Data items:
──────────────────────────────

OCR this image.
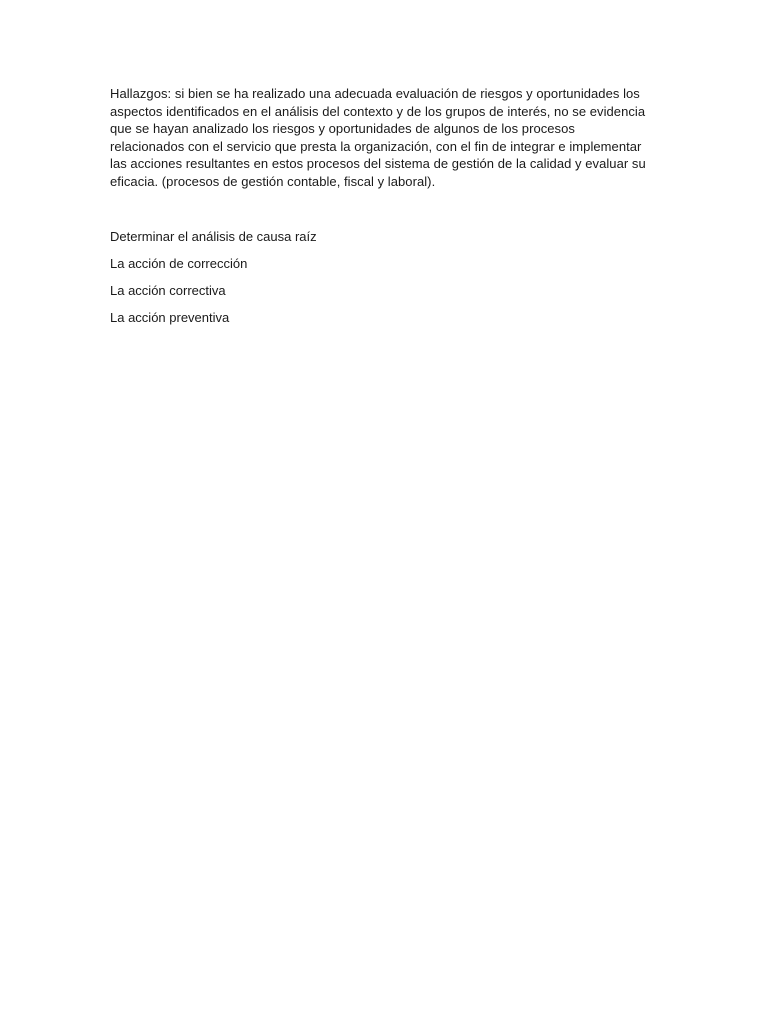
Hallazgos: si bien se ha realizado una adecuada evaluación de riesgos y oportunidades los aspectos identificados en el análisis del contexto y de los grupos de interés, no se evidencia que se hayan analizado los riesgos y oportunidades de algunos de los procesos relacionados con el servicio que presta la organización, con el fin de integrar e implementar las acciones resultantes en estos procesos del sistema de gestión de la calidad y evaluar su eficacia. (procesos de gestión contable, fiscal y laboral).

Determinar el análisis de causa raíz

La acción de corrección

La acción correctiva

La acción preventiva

──────────────────────────────

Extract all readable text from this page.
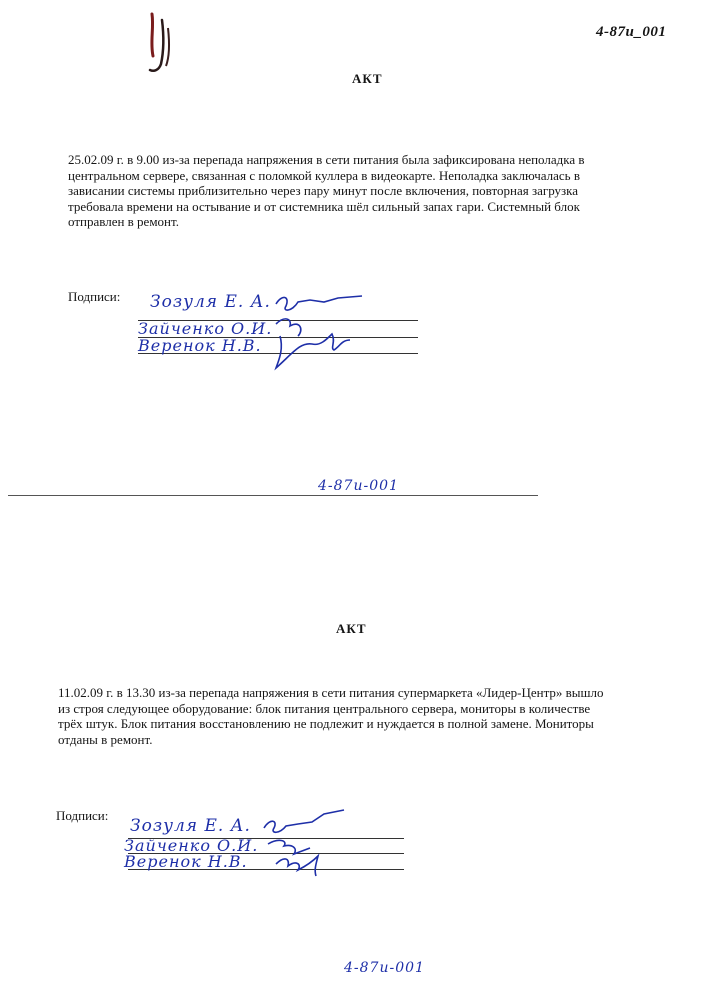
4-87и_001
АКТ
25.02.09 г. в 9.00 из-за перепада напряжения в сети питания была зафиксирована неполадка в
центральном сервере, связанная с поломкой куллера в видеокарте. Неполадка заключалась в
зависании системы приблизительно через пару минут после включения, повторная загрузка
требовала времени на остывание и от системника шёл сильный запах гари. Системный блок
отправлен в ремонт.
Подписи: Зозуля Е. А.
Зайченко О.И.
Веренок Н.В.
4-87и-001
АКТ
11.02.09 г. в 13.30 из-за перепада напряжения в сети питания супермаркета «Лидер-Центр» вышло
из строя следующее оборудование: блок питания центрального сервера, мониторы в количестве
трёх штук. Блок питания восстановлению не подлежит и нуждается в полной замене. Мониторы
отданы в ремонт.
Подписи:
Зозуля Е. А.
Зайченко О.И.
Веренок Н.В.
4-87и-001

──────────────────────────────

Task: From the data above, work out how many lines contain the string "this" and reply with only the number.

Full output: 2